— Task prompt —
Your task is to transcribe all of the data below exactly, omitting the images.

— Excerpted data —
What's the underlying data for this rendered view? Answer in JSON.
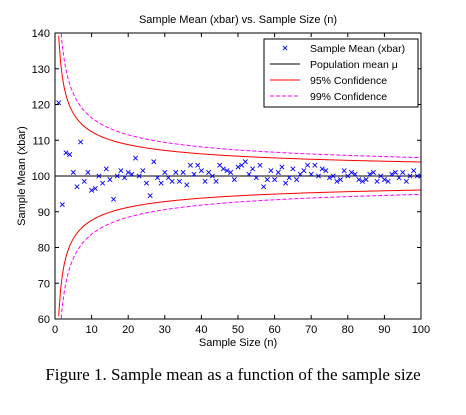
{
  "chart_data": {
    "type": "scatter",
    "title": "Sample Mean (xbar) vs. Sample Size (n)",
    "xlabel": "Sample Size (n)",
    "ylabel": "Sample Mean (xbar)",
    "xlim": [
      0,
      100
    ],
    "ylim": [
      60,
      140
    ],
    "xticks": [
      0,
      10,
      20,
      30,
      40,
      50,
      60,
      70,
      80,
      90,
      100
    ],
    "yticks": [
      60,
      70,
      80,
      90,
      100,
      110,
      120,
      130,
      140
    ],
    "grid": false,
    "legend_position": "top-right",
    "population_mean": 100,
    "sigma": 20,
    "z95": 1.96,
    "z99": 2.576,
    "series": [
      {
        "name": "Sample Mean (xbar)",
        "kind": "scatter",
        "marker": "x",
        "color": "#0000ff",
        "x": [
          1,
          2,
          3,
          4,
          5,
          6,
          7,
          8,
          9,
          10,
          11,
          12,
          13,
          14,
          15,
          16,
          17,
          18,
          19,
          20,
          21,
          22,
          23,
          24,
          25,
          26,
          27,
          28,
          29,
          30,
          31,
          32,
          33,
          34,
          35,
          36,
          37,
          38,
          39,
          40,
          41,
          42,
          43,
          44,
          45,
          46,
          47,
          48,
          49,
          50,
          51,
          52,
          53,
          54,
          55,
          56,
          57,
          58,
          59,
          60,
          61,
          62,
          63,
          64,
          65,
          66,
          67,
          68,
          69,
          70,
          71,
          72,
          73,
          74,
          75,
          76,
          77,
          78,
          79,
          80,
          81,
          82,
          83,
          84,
          85,
          86,
          87,
          88,
          89,
          90,
          91,
          92,
          93,
          94,
          95,
          96,
          97,
          98,
          99,
          100
        ],
        "y": [
          120.5,
          92,
          106.5,
          106,
          101,
          97,
          109.5,
          98.5,
          101,
          96,
          96.5,
          100,
          98,
          102,
          99,
          93.5,
          100,
          101.5,
          99.5,
          101,
          100.5,
          105,
          100,
          101.5,
          98,
          94.5,
          104,
          99.5,
          98,
          101,
          99.5,
          98.5,
          101,
          98.5,
          101,
          97.5,
          103,
          100.5,
          103,
          101.5,
          98.5,
          101,
          100,
          98.5,
          103,
          102,
          101.5,
          101,
          99,
          102.5,
          103,
          104,
          100.5,
          102,
          99.5,
          103,
          97,
          99,
          101.5,
          99,
          101,
          102.5,
          98,
          99.5,
          102,
          99,
          100.5,
          101.5,
          103,
          100.5,
          103,
          100,
          102,
          101.5,
          99.5,
          100,
          98.5,
          99,
          101.5,
          100,
          101,
          100.5,
          99,
          98.5,
          99,
          100.5,
          101,
          98.5,
          100,
          99,
          98.5,
          100.5,
          101,
          99.5,
          101,
          98.5,
          100,
          101.5,
          100,
          100
        ]
      },
      {
        "name": "Population mean μ",
        "kind": "hline",
        "color": "#000000"
      },
      {
        "name": "95% Confidence",
        "kind": "band",
        "color": "#ff0000"
      },
      {
        "name": "99% Confidence",
        "kind": "band",
        "color": "#ff00ff"
      }
    ]
  },
  "caption": "Figure 1. Sample mean as a function of the sample size"
}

— Exercise answer —
What's the underlying data for this rendered view? Answer in JSON.
{
  "chart_data": {
    "type": "scatter",
    "title": "Sample Mean (xbar) vs. Sample Size (n)",
    "xlabel": "Sample Size (n)",
    "ylabel": "Sample Mean (xbar)",
    "xlim": [
      0,
      100
    ],
    "ylim": [
      60,
      140
    ],
    "xticks": [
      0,
      10,
      20,
      30,
      40,
      50,
      60,
      70,
      80,
      90,
      100
    ],
    "yticks": [
      60,
      70,
      80,
      90,
      100,
      110,
      120,
      130,
      140
    ],
    "grid": false,
    "legend_position": "top-right",
    "population_mean": 100,
    "sigma": 20,
    "z95": 1.96,
    "z99": 2.576,
    "series": [
      {
        "name": "Sample Mean (xbar)",
        "kind": "scatter",
        "marker": "x",
        "color": "#0000ff",
        "x": [
          1,
          2,
          3,
          4,
          5,
          6,
          7,
          8,
          9,
          10,
          11,
          12,
          13,
          14,
          15,
          16,
          17,
          18,
          19,
          20,
          21,
          22,
          23,
          24,
          25,
          26,
          27,
          28,
          29,
          30,
          31,
          32,
          33,
          34,
          35,
          36,
          37,
          38,
          39,
          40,
          41,
          42,
          43,
          44,
          45,
          46,
          47,
          48,
          49,
          50,
          51,
          52,
          53,
          54,
          55,
          56,
          57,
          58,
          59,
          60,
          61,
          62,
          63,
          64,
          65,
          66,
          67,
          68,
          69,
          70,
          71,
          72,
          73,
          74,
          75,
          76,
          77,
          78,
          79,
          80,
          81,
          82,
          83,
          84,
          85,
          86,
          87,
          88,
          89,
          90,
          91,
          92,
          93,
          94,
          95,
          96,
          97,
          98,
          99,
          100
        ],
        "y": [
          120.5,
          92,
          106.5,
          106,
          101,
          97,
          109.5,
          98.5,
          101,
          96,
          96.5,
          100,
          98,
          102,
          99,
          93.5,
          100,
          101.5,
          99.5,
          101,
          100.5,
          105,
          100,
          101.5,
          98,
          94.5,
          104,
          99.5,
          98,
          101,
          99.5,
          98.5,
          101,
          98.5,
          101,
          97.5,
          103,
          100.5,
          103,
          101.5,
          98.5,
          101,
          100,
          98.5,
          103,
          102,
          101.5,
          101,
          99,
          102.5,
          103,
          104,
          100.5,
          102,
          99.5,
          103,
          97,
          99,
          101.5,
          99,
          101,
          102.5,
          98,
          99.5,
          102,
          99,
          100.5,
          101.5,
          103,
          100.5,
          103,
          100,
          102,
          101.5,
          99.5,
          100,
          98.5,
          99,
          101.5,
          100,
          101,
          100.5,
          99,
          98.5,
          99,
          100.5,
          101,
          98.5,
          100,
          99,
          98.5,
          100.5,
          101,
          99.5,
          101,
          98.5,
          100,
          101.5,
          100,
          100
        ]
      },
      {
        "name": "Population mean μ",
        "kind": "hline",
        "color": "#000000"
      },
      {
        "name": "95% Confidence",
        "kind": "band",
        "color": "#ff0000"
      },
      {
        "name": "99% Confidence",
        "kind": "band",
        "color": "#ff00ff"
      }
    ]
  },
  "caption": "Figure 1. Sample mean as a function of the sample size"
}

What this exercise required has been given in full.